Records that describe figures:
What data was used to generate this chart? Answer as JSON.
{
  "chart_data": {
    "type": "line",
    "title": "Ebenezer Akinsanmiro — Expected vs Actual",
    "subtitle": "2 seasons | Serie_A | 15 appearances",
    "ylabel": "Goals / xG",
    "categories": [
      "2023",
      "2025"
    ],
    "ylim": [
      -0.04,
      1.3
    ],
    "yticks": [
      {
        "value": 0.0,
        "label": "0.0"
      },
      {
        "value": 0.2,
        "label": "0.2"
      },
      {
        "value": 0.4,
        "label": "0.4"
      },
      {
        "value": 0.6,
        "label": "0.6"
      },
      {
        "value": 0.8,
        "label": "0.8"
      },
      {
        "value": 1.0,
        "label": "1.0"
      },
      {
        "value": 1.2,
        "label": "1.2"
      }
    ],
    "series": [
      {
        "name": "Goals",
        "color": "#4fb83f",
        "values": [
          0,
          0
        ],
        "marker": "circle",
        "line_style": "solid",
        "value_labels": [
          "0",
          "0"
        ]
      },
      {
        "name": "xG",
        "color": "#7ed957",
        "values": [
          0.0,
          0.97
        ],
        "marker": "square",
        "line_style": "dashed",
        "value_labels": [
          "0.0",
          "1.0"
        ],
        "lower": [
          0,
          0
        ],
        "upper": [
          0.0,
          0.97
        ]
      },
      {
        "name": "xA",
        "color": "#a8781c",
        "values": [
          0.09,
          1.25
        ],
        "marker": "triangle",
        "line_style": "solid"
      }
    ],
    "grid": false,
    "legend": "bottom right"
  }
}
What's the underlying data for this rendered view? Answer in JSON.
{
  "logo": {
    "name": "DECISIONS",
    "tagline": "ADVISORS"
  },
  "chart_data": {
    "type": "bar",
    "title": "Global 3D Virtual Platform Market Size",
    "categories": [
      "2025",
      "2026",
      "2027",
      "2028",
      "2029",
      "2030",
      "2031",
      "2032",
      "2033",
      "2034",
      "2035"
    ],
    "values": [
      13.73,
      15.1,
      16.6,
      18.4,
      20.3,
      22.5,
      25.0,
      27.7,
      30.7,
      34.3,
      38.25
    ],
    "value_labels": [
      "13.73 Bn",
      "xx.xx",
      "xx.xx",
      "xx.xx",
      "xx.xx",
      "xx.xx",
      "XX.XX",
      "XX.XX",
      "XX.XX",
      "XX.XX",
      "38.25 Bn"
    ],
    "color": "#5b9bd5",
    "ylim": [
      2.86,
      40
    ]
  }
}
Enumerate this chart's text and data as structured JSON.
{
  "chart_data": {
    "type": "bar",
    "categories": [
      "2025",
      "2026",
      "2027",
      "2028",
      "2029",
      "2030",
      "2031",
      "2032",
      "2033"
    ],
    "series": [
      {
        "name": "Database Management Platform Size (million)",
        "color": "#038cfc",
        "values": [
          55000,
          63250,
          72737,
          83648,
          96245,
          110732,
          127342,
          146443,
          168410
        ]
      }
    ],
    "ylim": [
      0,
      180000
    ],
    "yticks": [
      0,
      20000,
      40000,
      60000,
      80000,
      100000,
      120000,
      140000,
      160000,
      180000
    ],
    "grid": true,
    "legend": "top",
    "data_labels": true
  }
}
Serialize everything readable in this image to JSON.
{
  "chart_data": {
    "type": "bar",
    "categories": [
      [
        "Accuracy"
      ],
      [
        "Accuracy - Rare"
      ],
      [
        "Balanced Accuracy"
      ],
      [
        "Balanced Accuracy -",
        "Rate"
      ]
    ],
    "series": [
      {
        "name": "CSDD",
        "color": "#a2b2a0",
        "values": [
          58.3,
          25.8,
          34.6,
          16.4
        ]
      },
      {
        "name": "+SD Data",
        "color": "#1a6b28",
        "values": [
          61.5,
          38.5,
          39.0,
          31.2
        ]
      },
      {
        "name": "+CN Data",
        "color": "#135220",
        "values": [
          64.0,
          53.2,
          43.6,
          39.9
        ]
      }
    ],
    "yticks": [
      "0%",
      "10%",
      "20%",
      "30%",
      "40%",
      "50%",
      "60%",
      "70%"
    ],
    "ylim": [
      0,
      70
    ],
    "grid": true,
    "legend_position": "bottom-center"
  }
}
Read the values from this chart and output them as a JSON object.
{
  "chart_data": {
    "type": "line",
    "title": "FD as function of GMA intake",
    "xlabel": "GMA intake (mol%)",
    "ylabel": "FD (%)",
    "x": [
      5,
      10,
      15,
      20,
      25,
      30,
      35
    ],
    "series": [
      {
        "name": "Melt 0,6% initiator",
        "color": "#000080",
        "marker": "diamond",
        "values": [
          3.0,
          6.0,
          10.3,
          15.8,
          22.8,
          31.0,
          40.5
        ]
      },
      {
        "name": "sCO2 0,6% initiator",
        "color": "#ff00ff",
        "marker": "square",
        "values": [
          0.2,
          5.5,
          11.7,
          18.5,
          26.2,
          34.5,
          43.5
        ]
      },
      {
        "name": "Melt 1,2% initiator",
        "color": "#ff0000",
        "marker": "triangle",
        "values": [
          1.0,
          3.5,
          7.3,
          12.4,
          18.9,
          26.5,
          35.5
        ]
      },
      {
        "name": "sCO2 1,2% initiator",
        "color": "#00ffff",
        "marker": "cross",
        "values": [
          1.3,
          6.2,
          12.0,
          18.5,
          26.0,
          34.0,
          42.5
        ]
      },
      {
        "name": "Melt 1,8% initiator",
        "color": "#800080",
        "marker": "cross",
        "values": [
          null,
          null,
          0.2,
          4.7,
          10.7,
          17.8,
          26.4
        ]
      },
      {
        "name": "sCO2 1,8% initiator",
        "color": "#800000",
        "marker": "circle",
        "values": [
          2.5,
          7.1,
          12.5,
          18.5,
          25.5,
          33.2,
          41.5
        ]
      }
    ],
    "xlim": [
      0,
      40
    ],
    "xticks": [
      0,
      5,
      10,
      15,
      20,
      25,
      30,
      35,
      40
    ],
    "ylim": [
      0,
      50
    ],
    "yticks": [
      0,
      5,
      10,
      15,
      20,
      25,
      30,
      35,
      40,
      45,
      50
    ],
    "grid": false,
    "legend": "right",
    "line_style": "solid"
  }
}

Written exercise:
Restate all of the entries exactly, please.

Full output:
What data was used to generate this chart? Answer as JSON.
{
  "chart_data": {
    "type": "line",
    "title": "Ebenezer Akinsanmiro — Expected vs Actual",
    "subtitle": "2 seasons | Serie_A | 15 appearances",
    "ylabel": "Goals / xG",
    "categories": [
      "2023",
      "2025"
    ],
    "ylim": [
      -0.04,
      1.3
    ],
    "yticks": [
      {
        "value": 0.0,
        "label": "0.0"
      },
      {
        "value": 0.2,
        "label": "0.2"
      },
      {
        "value": 0.4,
        "label": "0.4"
      },
      {
        "value": 0.6,
        "label": "0.6"
      },
      {
        "value": 0.8,
        "label": "0.8"
      },
      {
        "value": 1.0,
        "label": "1.0"
      },
      {
        "value": 1.2,
        "label": "1.2"
      }
    ],
    "series": [
      {
        "name": "Goals",
        "color": "#4fb83f",
        "values": [
          0,
          0
        ],
        "marker": "circle",
        "line_style": "solid",
        "value_labels": [
          "0",
          "0"
        ]
      },
      {
        "name": "xG",
        "color": "#7ed957",
        "values": [
          0.0,
          0.97
        ],
        "marker": "square",
        "line_style": "dashed",
        "value_labels": [
          "0.0",
          "1.0"
        ],
        "lower": [
          0,
          0
        ],
        "upper": [
          0.0,
          0.97
        ]
      },
      {
        "name": "xA",
        "color": "#a8781c",
        "values": [
          0.09,
          1.25
        ],
        "marker": "triangle",
        "line_style": "solid"
      }
    ],
    "grid": false,
    "legend": "bottom right"
  }
}
What's the underlying data for this rendered view? Answer in JSON.
{
  "logo": {
    "name": "DECISIONS",
    "tagline": "ADVISORS"
  },
  "chart_data": {
    "type": "bar",
    "title": "Global 3D Virtual Platform Market Size",
    "categories": [
      "2025",
      "2026",
      "2027",
      "2028",
      "2029",
      "2030",
      "2031",
      "2032",
      "2033",
      "2034",
      "2035"
    ],
    "values": [
      13.73,
      15.1,
      16.6,
      18.4,
      20.3,
      22.5,
      25.0,
      27.7,
      30.7,
      34.3,
      38.25
    ],
    "value_labels": [
      "13.73 Bn",
      "xx.xx",
      "xx.xx",
      "xx.xx",
      "xx.xx",
      "xx.xx",
      "XX.XX",
      "XX.XX",
      "XX.XX",
      "XX.XX",
      "38.25 Bn"
    ],
    "color": "#5b9bd5",
    "ylim": [
      2.86,
      40
    ]
  }
}
Enumerate this chart's text and data as structured JSON.
{
  "chart_data": {
    "type": "bar",
    "categories": [
      "2025",
      "2026",
      "2027",
      "2028",
      "2029",
      "2030",
      "2031",
      "2032",
      "2033"
    ],
    "series": [
      {
        "name": "Database Management Platform Size (million)",
        "color": "#038cfc",
        "values": [
          55000,
          63250,
          72737,
          83648,
          96245,
          110732,
          127342,
          146443,
          168410
        ]
      }
    ],
    "ylim": [
      0,
      180000
    ],
    "yticks": [
      0,
      20000,
      40000,
      60000,
      80000,
      100000,
      120000,
      140000,
      160000,
      180000
    ],
    "grid": true,
    "legend": "top",
    "data_labels": true
  }
}
Serialize everything readable in this image to JSON.
{
  "chart_data": {
    "type": "bar",
    "categories": [
      [
        "Accuracy"
      ],
      [
        "Accuracy - Rare"
      ],
      [
        "Balanced Accuracy"
      ],
      [
        "Balanced Accuracy -",
        "Rate"
      ]
    ],
    "series": [
      {
        "name": "CSDD",
        "color": "#a2b2a0",
        "values": [
          58.3,
          25.8,
          34.6,
          16.4
        ]
      },
      {
        "name": "+SD Data",
        "color": "#1a6b28",
        "values": [
          61.5,
          38.5,
          39.0,
          31.2
        ]
      },
      {
        "name": "+CN Data",
        "color": "#135220",
        "values": [
          64.0,
          53.2,
          43.6,
          39.9
        ]
      }
    ],
    "yticks": [
      "0%",
      "10%",
      "20%",
      "30%",
      "40%",
      "50%",
      "60%",
      "70%"
    ],
    "ylim": [
      0,
      70
    ],
    "grid": true,
    "legend_position": "bottom-center"
  }
}
Read the values from this chart and output them as a JSON object.
{
  "chart_data": {
    "type": "line",
    "title": "FD as function of GMA intake",
    "xlabel": "GMA intake (mol%)",
    "ylabel": "FD (%)",
    "x": [
      5,
      10,
      15,
      20,
      25,
      30,
      35
    ],
    "series": [
      {
        "name": "Melt 0,6% initiator",
        "color": "#000080",
        "marker": "diamond",
        "values": [
          3.0,
          6.0,
          10.3,
          15.8,
          22.8,
          31.0,
          40.5
        ]
      },
      {
        "name": "sCO2 0,6% initiator",
        "color": "#ff00ff",
        "marker": "square",
        "values": [
          0.2,
          5.5,
          11.7,
          18.5,
          26.2,
          34.5,
          43.5
        ]
      },
      {
        "name": "Melt 1,2% initiator",
        "color": "#ff0000",
        "marker": "triangle",
        "values": [
          1.0,
          3.5,
          7.3,
          12.4,
          18.9,
          26.5,
          35.5
        ]
      },
      {
        "name": "sCO2 1,2% initiator",
        "color": "#00ffff",
        "marker": "cross",
        "values": [
          1.3,
          6.2,
          12.0,
          18.5,
          26.0,
          34.0,
          42.5
        ]
      },
      {
        "name": "Melt 1,8% initiator",
        "color": "#800080",
        "marker": "cross",
        "values": [
          null,
          null,
          0.2,
          4.7,
          10.7,
          17.8,
          26.4
        ]
      },
      {
        "name": "sCO2 1,8% initiator",
        "color": "#800000",
        "marker": "circle",
        "values": [
          2.5,
          7.1,
          12.5,
          18.5,
          25.5,
          33.2,
          41.5
        ]
      }
    ],
    "xlim": [
      0,
      40
    ],
    "xticks": [
      0,
      5,
      10,
      15,
      20,
      25,
      30,
      35,
      40
    ],
    "ylim": [
      0,
      50
    ],
    "yticks": [
      0,
      5,
      10,
      15,
      20,
      25,
      30,
      35,
      40,
      45,
      50
    ],
    "grid": false,
    "legend": "right",
    "line_style": "solid"
  }
}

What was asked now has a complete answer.